Data entries
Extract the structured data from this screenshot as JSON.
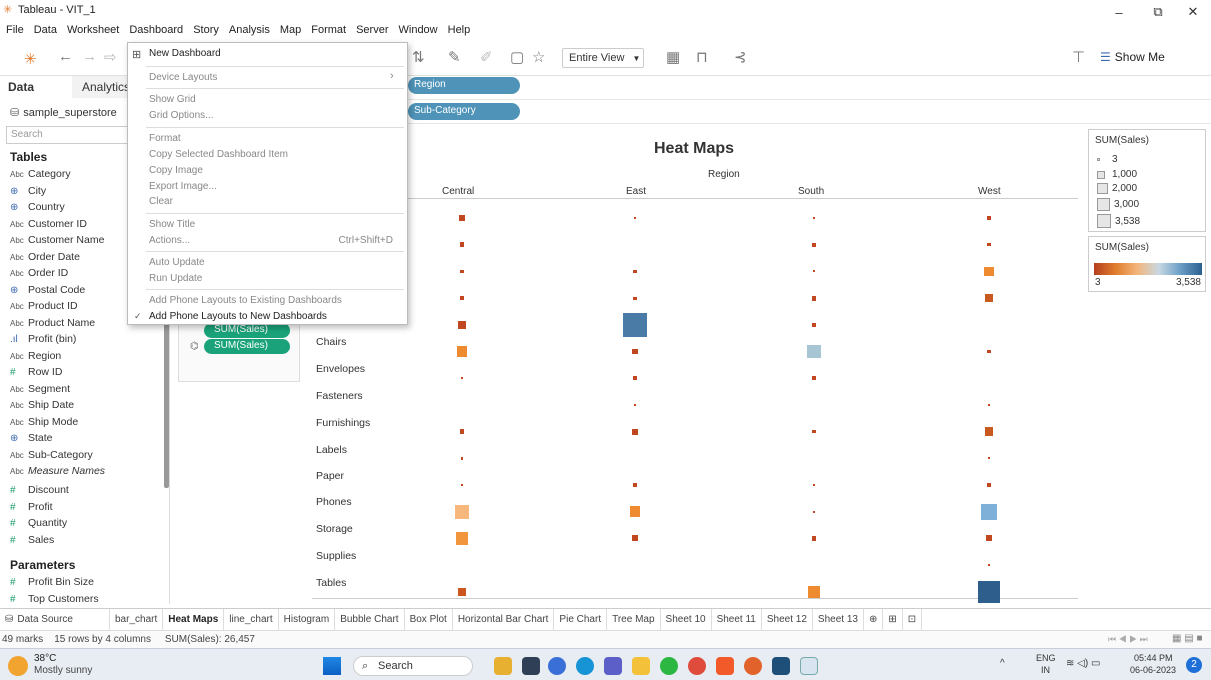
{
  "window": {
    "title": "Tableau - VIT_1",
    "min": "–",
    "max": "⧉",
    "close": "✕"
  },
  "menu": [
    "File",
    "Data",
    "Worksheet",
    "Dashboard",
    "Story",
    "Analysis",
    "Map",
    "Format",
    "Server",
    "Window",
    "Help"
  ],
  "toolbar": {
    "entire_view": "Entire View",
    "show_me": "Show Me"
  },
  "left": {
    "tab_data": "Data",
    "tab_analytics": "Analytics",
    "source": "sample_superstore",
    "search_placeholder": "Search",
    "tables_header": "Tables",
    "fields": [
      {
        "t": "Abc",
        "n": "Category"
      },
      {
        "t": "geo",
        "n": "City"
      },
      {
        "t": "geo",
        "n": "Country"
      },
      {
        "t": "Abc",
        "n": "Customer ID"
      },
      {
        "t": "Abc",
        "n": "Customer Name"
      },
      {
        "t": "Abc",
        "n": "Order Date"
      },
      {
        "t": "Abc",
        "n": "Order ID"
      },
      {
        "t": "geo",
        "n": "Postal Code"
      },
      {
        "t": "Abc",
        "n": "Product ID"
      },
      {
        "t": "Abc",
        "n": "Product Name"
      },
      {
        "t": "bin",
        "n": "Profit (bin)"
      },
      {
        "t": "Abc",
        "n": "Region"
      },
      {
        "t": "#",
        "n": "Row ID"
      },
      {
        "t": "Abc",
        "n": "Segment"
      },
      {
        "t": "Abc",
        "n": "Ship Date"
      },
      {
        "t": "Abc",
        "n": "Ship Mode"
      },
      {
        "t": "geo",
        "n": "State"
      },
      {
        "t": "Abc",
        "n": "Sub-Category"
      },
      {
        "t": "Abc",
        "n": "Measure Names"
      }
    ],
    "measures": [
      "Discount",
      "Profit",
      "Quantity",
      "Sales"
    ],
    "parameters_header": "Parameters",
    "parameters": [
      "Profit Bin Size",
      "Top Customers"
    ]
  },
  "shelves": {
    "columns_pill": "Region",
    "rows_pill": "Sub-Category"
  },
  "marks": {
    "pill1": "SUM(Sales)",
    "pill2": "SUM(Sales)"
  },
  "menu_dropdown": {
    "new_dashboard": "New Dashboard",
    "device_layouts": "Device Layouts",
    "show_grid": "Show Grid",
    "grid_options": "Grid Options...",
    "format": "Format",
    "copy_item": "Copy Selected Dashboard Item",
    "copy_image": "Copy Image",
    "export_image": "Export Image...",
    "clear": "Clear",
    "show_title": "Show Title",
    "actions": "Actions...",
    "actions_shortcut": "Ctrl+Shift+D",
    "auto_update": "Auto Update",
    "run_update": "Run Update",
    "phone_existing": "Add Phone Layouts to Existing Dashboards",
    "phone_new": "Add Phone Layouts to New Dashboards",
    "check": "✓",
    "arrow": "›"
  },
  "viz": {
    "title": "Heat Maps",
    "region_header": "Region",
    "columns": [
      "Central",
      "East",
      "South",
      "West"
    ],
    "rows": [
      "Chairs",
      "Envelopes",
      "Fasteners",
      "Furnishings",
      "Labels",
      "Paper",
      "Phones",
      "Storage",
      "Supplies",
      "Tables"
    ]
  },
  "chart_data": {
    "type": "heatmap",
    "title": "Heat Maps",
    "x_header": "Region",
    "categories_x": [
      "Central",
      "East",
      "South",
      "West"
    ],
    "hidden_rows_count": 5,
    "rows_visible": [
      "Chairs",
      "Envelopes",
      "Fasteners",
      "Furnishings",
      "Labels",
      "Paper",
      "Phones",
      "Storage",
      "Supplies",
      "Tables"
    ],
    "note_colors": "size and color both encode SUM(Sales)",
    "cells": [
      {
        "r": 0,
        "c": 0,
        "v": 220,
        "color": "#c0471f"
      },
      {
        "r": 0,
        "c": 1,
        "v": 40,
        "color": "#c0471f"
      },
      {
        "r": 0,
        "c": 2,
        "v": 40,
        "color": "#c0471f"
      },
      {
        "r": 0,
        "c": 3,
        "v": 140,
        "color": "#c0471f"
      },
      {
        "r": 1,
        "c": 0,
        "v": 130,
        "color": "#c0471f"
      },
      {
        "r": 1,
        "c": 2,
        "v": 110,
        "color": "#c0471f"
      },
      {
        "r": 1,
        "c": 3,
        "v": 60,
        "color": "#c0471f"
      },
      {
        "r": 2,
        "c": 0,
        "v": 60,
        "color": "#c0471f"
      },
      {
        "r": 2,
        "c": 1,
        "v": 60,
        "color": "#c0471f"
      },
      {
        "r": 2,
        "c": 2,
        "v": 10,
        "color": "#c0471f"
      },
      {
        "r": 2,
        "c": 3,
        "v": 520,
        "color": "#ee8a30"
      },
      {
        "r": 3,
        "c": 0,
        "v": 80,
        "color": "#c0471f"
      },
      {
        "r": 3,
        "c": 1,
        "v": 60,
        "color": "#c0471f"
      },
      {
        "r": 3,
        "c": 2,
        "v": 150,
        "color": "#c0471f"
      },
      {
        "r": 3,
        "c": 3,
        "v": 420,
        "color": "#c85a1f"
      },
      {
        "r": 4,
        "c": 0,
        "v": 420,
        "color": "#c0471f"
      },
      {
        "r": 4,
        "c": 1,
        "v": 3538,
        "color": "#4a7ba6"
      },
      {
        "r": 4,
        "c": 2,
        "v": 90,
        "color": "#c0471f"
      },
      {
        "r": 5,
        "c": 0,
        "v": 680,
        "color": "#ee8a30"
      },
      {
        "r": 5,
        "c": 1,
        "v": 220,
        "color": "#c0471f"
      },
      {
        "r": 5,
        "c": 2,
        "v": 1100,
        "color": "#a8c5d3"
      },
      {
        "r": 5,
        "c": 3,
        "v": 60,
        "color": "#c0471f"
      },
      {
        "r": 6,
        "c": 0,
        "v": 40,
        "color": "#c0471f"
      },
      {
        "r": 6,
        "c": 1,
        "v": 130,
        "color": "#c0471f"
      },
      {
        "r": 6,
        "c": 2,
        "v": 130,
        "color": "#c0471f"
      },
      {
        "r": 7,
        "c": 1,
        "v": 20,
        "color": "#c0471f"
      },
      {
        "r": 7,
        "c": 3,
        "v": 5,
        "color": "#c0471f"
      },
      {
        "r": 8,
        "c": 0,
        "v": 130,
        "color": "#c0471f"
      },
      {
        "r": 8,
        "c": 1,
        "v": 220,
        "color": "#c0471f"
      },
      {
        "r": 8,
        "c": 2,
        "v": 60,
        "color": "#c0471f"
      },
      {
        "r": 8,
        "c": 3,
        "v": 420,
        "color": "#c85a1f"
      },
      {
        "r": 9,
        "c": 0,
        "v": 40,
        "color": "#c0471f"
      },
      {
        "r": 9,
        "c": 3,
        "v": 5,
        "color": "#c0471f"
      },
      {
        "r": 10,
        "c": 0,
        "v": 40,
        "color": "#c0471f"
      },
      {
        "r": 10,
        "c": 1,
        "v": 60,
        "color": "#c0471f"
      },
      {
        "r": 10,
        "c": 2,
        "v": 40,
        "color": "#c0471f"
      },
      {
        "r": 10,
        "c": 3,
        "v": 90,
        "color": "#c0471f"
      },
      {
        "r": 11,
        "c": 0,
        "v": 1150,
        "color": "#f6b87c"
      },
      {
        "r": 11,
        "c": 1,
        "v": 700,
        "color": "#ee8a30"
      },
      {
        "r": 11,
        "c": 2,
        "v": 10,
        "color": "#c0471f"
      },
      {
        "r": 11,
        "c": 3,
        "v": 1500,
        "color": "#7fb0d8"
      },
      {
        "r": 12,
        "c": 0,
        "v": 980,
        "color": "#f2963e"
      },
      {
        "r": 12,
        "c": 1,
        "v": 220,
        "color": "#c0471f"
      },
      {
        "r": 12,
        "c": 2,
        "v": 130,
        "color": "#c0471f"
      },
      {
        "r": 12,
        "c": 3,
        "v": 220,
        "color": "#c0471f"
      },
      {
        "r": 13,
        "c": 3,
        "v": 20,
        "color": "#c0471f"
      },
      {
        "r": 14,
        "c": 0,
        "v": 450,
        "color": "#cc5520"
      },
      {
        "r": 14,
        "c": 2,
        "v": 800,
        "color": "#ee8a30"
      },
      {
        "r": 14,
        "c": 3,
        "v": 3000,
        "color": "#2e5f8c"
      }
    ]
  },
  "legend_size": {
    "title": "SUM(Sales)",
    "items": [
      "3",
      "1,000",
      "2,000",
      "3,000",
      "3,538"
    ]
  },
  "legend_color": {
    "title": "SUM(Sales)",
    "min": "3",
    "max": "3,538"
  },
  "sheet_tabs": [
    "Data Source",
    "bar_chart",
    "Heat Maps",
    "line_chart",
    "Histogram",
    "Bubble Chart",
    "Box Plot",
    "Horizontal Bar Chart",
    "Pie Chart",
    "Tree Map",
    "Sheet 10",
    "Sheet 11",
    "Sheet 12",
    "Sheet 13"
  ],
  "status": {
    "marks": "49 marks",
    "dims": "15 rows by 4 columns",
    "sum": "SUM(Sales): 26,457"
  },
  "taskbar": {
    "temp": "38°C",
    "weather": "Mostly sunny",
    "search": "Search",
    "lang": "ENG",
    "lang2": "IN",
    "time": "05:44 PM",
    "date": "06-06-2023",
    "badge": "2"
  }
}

---

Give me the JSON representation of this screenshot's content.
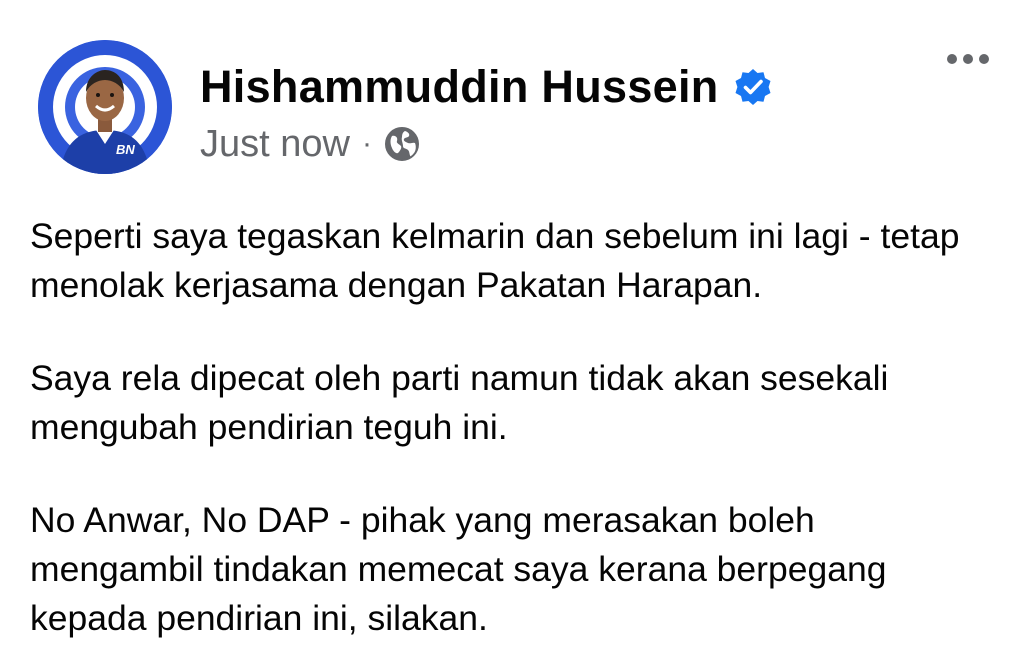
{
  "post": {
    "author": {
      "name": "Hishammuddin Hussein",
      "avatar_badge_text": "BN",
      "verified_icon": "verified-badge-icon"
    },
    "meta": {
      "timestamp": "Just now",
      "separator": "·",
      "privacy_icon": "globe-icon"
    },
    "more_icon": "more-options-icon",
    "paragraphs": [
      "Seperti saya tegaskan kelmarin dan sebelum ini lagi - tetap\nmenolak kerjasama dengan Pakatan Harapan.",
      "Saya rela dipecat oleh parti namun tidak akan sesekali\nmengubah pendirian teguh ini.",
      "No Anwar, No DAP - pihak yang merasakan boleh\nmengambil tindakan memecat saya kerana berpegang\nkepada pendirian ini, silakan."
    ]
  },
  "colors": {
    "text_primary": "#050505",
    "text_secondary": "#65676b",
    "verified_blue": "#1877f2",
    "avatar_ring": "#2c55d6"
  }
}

### Task brief
Extract each line holding the string "Copy".

### Problem solution
    "copy_item": "Copy Selected Dashboard Item",
    "copy_image": "Copy Image",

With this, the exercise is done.